[Part of a data file]
═══

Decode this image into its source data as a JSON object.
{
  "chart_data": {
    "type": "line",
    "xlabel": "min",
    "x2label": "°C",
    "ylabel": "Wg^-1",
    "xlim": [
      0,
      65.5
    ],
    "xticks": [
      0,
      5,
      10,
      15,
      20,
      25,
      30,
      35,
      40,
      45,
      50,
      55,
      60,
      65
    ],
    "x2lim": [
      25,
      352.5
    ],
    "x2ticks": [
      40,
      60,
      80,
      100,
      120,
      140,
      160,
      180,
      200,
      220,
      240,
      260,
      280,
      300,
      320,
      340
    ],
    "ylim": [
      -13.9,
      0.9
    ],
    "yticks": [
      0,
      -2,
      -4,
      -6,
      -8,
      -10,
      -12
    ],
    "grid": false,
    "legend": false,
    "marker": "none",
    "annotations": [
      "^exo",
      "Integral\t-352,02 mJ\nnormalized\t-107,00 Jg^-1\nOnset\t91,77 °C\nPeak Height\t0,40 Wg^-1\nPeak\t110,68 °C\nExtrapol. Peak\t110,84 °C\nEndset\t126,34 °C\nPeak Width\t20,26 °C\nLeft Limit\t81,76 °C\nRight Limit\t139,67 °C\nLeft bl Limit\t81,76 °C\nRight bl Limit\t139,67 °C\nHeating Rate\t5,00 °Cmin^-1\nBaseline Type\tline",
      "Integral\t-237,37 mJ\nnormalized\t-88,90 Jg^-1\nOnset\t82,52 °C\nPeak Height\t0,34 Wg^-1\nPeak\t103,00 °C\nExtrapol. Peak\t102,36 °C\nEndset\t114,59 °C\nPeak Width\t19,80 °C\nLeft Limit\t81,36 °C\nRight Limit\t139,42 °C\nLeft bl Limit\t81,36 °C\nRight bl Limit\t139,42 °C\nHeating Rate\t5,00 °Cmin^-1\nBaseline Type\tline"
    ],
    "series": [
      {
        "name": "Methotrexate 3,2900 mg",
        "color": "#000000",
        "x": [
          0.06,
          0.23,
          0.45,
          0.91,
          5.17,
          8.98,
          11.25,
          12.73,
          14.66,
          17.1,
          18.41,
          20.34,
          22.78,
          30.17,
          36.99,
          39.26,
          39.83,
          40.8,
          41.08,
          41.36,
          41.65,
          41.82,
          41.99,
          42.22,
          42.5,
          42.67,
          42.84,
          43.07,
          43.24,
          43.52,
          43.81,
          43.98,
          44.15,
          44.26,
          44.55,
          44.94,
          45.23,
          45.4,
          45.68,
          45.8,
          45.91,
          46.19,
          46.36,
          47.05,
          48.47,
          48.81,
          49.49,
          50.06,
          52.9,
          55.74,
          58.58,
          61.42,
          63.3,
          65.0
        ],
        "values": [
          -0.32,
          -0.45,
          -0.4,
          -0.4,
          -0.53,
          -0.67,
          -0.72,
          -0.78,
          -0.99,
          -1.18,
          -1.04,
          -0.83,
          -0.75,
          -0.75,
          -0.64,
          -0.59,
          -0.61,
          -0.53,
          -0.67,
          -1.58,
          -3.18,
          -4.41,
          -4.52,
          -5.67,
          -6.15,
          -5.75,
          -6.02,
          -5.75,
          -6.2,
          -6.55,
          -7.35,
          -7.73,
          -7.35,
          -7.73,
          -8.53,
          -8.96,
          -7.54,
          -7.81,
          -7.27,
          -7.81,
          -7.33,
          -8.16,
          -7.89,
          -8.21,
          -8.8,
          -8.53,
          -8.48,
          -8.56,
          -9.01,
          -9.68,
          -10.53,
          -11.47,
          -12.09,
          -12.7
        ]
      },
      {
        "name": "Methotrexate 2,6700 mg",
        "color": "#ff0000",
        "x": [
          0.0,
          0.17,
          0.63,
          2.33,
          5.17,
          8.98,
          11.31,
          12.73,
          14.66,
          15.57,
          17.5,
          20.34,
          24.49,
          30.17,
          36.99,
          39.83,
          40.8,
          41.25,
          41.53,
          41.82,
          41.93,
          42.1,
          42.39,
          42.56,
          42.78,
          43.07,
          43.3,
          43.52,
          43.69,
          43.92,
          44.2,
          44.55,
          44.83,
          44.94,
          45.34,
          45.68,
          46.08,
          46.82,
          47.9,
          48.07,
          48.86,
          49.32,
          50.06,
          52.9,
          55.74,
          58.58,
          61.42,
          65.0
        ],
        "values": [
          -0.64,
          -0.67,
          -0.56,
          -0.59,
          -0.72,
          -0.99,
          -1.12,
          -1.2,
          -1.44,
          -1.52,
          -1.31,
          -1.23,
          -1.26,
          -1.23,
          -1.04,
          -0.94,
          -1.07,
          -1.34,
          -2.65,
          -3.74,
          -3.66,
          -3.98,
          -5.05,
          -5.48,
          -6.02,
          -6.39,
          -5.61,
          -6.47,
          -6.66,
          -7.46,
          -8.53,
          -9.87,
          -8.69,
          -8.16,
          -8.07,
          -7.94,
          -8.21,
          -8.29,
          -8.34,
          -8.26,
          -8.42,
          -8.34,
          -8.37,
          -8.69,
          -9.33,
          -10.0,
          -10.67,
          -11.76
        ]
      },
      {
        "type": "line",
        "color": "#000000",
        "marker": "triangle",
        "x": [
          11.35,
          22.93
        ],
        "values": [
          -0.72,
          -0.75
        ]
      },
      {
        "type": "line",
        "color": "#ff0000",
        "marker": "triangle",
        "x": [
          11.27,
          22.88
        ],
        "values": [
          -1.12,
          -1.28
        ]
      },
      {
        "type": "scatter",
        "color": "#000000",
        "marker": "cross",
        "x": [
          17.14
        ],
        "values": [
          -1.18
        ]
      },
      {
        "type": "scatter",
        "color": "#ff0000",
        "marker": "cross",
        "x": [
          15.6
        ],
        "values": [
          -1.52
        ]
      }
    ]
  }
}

═══

§ **What is being asked**
The answer should be a single number: the count of lines in the data that include the string "name".

§ **Task solution**
2